** Opening EXCERPTED TEXT block **

The boundary defines the cost of communication. Across it flow data, dependencies, and assumptions — the equivalents of energy crossing an interface. The larger the boundary, the more energy the system must spend to remain coherent.

Good design, like nature, tends toward the smallest surface that can still contain the required volume of meaning.

Cohesion and Surface Tension #

In software architecture, cohesion measures how tightly related the elements inside a module are, and coupling measures how strongly it depends on others[1]. Together they act like the twin forces of attraction and tension in a droplet. A component with high cohesion and low coupling forms a stable “sphere”: internally strong, externally minimal.

When cohesion weakens, the internal forces disperse. The surface stretches, creating more contact with the outside world. Communication costs rise; the shape deforms. Eventually the design breaks into smaller droplets — microservices, submodules, fragments of intent. Stability is restored only when each regains its own local balance.

Layers as Nested Spheres #

A well-structured system rarely has one sphere; it has many. Each layer — method, class, module, subsystem — acts as a container for the layer beneath. The pattern resembles nested spheres, each enclosing another, like planets and their moons or cells within organisms. Dependencies should flow inward, toward more stable cores, while interfaces point outward to less certain environments[2].

** Closing EXCERPTED TEXT block **

THE PROBLEM: Reproduce the passage on system boundaries and cohesion word for word, in full.

** Opening INFORMATION SUPPLIED block **

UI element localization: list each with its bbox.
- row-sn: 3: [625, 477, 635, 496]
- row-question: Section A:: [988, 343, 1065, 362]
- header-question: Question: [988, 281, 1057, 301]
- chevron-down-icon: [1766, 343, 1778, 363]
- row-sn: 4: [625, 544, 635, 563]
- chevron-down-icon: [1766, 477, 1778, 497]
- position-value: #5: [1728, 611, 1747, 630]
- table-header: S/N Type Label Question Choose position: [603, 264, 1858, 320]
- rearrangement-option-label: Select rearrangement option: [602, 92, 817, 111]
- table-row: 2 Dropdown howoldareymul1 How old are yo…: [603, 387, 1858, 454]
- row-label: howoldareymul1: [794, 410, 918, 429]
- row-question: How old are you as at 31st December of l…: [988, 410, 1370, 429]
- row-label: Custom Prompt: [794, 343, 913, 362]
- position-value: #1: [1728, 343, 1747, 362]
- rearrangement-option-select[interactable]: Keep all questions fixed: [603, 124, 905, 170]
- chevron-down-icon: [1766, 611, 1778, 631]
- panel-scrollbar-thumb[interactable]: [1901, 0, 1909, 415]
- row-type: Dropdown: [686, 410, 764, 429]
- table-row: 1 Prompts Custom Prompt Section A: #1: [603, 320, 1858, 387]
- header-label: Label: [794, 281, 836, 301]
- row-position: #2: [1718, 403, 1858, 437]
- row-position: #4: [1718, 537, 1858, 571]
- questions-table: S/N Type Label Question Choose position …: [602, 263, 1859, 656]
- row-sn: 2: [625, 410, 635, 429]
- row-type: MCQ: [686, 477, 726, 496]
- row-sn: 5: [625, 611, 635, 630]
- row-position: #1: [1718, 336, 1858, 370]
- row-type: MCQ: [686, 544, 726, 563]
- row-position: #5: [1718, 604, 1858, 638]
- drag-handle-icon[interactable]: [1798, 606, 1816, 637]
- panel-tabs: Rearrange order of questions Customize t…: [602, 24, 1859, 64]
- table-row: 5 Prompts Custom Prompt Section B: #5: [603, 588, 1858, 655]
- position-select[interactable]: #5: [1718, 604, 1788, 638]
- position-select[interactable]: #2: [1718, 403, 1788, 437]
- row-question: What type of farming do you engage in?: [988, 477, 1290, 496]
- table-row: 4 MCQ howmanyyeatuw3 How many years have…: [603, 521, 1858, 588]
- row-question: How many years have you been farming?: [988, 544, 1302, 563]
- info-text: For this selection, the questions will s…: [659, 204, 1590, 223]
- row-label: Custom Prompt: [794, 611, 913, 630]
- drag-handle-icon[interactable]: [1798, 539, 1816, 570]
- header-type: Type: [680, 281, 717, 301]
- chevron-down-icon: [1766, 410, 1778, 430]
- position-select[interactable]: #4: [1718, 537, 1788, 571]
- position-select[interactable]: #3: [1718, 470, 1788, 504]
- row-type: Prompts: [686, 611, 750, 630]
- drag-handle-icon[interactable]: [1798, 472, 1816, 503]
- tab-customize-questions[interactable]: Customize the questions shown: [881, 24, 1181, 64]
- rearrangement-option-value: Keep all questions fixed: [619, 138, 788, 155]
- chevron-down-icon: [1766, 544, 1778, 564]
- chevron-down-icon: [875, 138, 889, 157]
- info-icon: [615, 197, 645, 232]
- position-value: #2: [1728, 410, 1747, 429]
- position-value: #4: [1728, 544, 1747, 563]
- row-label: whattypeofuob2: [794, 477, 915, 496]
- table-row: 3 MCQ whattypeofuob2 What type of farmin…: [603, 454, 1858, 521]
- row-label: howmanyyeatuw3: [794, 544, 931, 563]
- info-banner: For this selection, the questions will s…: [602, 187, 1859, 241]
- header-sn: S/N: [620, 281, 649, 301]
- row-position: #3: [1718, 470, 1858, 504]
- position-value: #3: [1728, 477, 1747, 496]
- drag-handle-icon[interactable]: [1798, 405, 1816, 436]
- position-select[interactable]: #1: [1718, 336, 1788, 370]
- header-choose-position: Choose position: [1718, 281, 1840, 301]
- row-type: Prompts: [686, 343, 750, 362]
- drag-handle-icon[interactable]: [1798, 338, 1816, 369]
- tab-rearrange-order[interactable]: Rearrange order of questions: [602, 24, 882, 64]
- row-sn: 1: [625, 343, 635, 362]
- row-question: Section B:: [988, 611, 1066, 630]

** Closing INFORMATION SUPPLIED block **

ANSWER TO THE PROBLEM:
The boundary defines the cost of communication. Across it flow data, dependencies, and assumptions — the equivalents of energy crossing an interface. The larger the boundary, the more energy the system must spend to remain coherent.

Good design, like nature, tends toward the smallest surface that can still contain the required volume of meaning.

Cohesion and Surface Tension #

In software architecture, cohesion measures how tightly related the elements inside a module are, and coupling measures how strongly it depends on others[1]. Together they act like the twin forces of attraction and tension in a droplet. A component with high cohesion and low coupling forms a stable “sphere”: internally strong, externally minimal.

When cohesion weakens, the internal forces disperse. The surface stretches, creating more contact with the outside world. Communication costs rise; the shape deforms. Eventually the design breaks into smaller droplets — microservices, submodules, fragments of intent. Stability is restored only when each regains its own local balance.

Layers as Nested Spheres #

A well-structured system rarely has one sphere; it has many. Each layer — method, class, module, subsystem — acts as a container for the layer beneath. The pattern resembles nested spheres, each enclosing another, like planets and their moons or cells within organisms. Dependencies should flow inward, toward more stable cores, while interfaces point outward to less certain environments[2].